§ **THE EXERCISE**
Will you extract the entries word for word? Images should not appear in the copy.
───── ENTRIES PROVIDED
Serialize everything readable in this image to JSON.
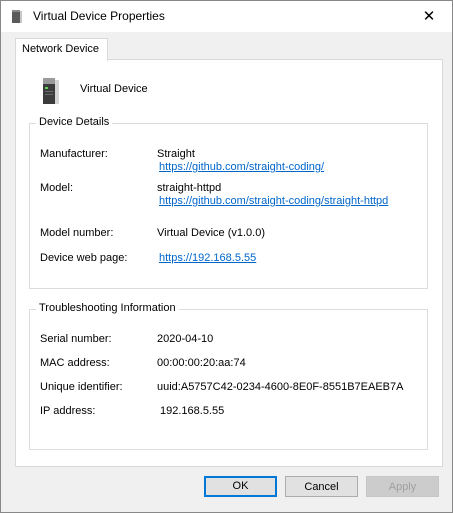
{
  "window": {
    "title": "Virtual Device Properties",
    "close_symbol": "✕"
  },
  "tabs": [
    {
      "label": "Network Device"
    }
  ],
  "device": {
    "name": "Virtual Device",
    "icon": "server-device-icon"
  },
  "details": {
    "legend": "Device Details",
    "manufacturer_label": "Manufacturer:",
    "manufacturer_name": "Straight",
    "manufacturer_url": "https://github.com/straight-coding/",
    "model_label": "Model:",
    "model_name": "straight-httpd",
    "model_url": "https://github.com/straight-coding/straight-httpd",
    "model_number_label": "Model number:",
    "model_number": "Virtual Device (v1.0.0)",
    "web_page_label": "Device web page:",
    "web_page_url": "https://192.168.5.55"
  },
  "troubleshooting": {
    "legend": "Troubleshooting Information",
    "serial_label": "Serial number:",
    "serial": "2020-04-10",
    "mac_label": "MAC address:",
    "mac": "00:00:00:20:aa:74",
    "uid_label": "Unique identifier:",
    "uid": "uuid:A5757C42-0234-4600-8E0F-8551B7EAEB7A",
    "ip_label": "IP address:",
    "ip": "192.168.5.55"
  },
  "buttons": {
    "ok": "OK",
    "cancel": "Cancel",
    "apply": "Apply"
  },
  "colors": {
    "accent": "#0078d7",
    "link": "#0066cc"
  }
}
──────────
§ **FULL RESPONSE**
Serialize everything readable in this image to JSON.
{
  "window": {
    "title": "Virtual Device Properties",
    "close_symbol": "✕"
  },
  "tabs": [
    {
      "label": "Network Device"
    }
  ],
  "device": {
    "name": "Virtual Device",
    "icon": "server-device-icon"
  },
  "details": {
    "legend": "Device Details",
    "manufacturer_label": "Manufacturer:",
    "manufacturer_name": "Straight",
    "manufacturer_url": "https://github.com/straight-coding/",
    "model_label": "Model:",
    "model_name": "straight-httpd",
    "model_url": "https://github.com/straight-coding/straight-httpd",
    "model_number_label": "Model number:",
    "model_number": "Virtual Device (v1.0.0)",
    "web_page_label": "Device web page:",
    "web_page_url": "https://192.168.5.55"
  },
  "troubleshooting": {
    "legend": "Troubleshooting Information",
    "serial_label": "Serial number:",
    "serial": "2020-04-10",
    "mac_label": "MAC address:",
    "mac": "00:00:00:20:aa:74",
    "uid_label": "Unique identifier:",
    "uid": "uuid:A5757C42-0234-4600-8E0F-8551B7EAEB7A",
    "ip_label": "IP address:",
    "ip": "192.168.5.55"
  },
  "buttons": {
    "ok": "OK",
    "cancel": "Cancel",
    "apply": "Apply"
  },
  "colors": {
    "accent": "#0078d7",
    "link": "#0066cc"
  }
}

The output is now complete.